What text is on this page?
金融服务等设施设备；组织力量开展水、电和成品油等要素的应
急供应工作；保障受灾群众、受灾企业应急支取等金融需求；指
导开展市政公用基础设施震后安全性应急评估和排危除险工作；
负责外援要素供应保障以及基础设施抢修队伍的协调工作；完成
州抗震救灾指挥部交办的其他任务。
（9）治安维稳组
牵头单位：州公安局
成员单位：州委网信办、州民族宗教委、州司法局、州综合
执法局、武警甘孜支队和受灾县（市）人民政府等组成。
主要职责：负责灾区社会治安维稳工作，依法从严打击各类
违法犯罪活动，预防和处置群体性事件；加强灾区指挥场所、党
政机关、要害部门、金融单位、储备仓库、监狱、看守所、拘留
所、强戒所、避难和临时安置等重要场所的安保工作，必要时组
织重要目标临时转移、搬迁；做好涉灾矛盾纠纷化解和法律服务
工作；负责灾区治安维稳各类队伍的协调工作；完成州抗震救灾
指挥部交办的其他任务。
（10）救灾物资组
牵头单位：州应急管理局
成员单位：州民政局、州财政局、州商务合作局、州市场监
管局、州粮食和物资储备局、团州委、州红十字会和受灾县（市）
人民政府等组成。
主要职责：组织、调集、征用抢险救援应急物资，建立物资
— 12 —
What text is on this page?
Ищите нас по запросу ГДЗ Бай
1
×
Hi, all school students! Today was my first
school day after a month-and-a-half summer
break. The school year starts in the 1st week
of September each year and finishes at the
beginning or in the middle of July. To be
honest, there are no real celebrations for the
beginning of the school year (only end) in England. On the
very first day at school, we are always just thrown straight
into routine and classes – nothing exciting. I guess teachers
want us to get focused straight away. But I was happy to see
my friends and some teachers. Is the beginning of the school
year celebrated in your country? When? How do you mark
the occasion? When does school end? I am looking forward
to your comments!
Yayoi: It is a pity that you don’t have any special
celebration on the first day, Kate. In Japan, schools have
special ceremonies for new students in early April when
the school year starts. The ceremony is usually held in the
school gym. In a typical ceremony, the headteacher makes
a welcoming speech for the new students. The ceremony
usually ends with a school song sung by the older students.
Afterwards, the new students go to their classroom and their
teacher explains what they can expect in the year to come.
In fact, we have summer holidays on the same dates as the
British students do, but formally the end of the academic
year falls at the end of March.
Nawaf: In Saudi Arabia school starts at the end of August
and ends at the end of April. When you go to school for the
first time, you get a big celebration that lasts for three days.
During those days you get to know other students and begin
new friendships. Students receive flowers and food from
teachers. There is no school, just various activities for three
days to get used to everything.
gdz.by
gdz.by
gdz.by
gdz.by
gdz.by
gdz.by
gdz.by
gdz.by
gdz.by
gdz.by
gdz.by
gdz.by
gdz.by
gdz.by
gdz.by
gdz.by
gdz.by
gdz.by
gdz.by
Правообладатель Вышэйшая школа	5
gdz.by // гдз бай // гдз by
○ ○ ○ ○
- EXERCISE AIM -
Write the data from above out again, exactly.

- SOLVED EXERCISE -
What text is on this page?
金融服务等设施设备；组织力量开展水、电和成品油等要素的应
急供应工作；保障受灾群众、受灾企业应急支取等金融需求；指
导开展市政公用基础设施震后安全性应急评估和排危除险工作；
负责外援要素供应保障以及基础设施抢修队伍的协调工作；完成
州抗震救灾指挥部交办的其他任务。
（9）治安维稳组
牵头单位：州公安局
成员单位：州委网信办、州民族宗教委、州司法局、州综合
执法局、武警甘孜支队和受灾县（市）人民政府等组成。
主要职责：负责灾区社会治安维稳工作，依法从严打击各类
违法犯罪活动，预防和处置群体性事件；加强灾区指挥场所、党
政机关、要害部门、金融单位、储备仓库、监狱、看守所、拘留
所、强戒所、避难和临时安置等重要场所的安保工作，必要时组
织重要目标临时转移、搬迁；做好涉灾矛盾纠纷化解和法律服务
工作；负责灾区治安维稳各类队伍的协调工作；完成州抗震救灾
指挥部交办的其他任务。
（10）救灾物资组
牵头单位：州应急管理局
成员单位：州民政局、州财政局、州商务合作局、州市场监
管局、州粮食和物资储备局、团州委、州红十字会和受灾县（市）
人民政府等组成。
主要职责：组织、调集、征用抢险救援应急物资，建立物资
— 12 —
What text is on this page?
Ищите нас по запросу ГДЗ Бай
1
×
Hi, all school students! Today was my first
school day after a month-and-a-half summer
break. The school year starts in the 1st week
of September each year and finishes at the
beginning or in the middle of July. To be
honest, there are no real celebrations for the
beginning of the school year (only end) in England. On the
very first day at school, we are always just thrown straight
into routine and classes – nothing exciting. I guess teachers
want us to get focused straight away. But I was happy to see
my friends and some teachers. Is the beginning of the school
year celebrated in your country? When? How do you mark
the occasion? When does school end? I am looking forward
to your comments!
Yayoi: It is a pity that you don’t have any special
celebration on the first day, Kate. In Japan, schools have
special ceremonies for new students in early April when
the school year starts. The ceremony is usually held in the
school gym. In a typical ceremony, the headteacher makes
a welcoming speech for the new students. The ceremony
usually ends with a school song sung by the older students.
Afterwards, the new students go to their classroom and their
teacher explains what they can expect in the year to come.
In fact, we have summer holidays on the same dates as the
British students do, but formally the end of the academic
year falls at the end of March.
Nawaf: In Saudi Arabia school starts at the end of August
and ends at the end of April. When you go to school for the
first time, you get a big celebration that lasts for three days.
During those days you get to know other students and begin
new friendships. Students receive flowers and food from
teachers. There is no school, just various activities for three
days to get used to everything.
gdz.by
gdz.by
gdz.by
gdz.by
gdz.by
gdz.by
gdz.by
gdz.by
gdz.by
gdz.by
gdz.by
gdz.by
gdz.by
gdz.by
gdz.by
gdz.by
gdz.by
gdz.by
gdz.by
Правообладатель Вышэйшая школа	5
gdz.by // гдз бай // гдз by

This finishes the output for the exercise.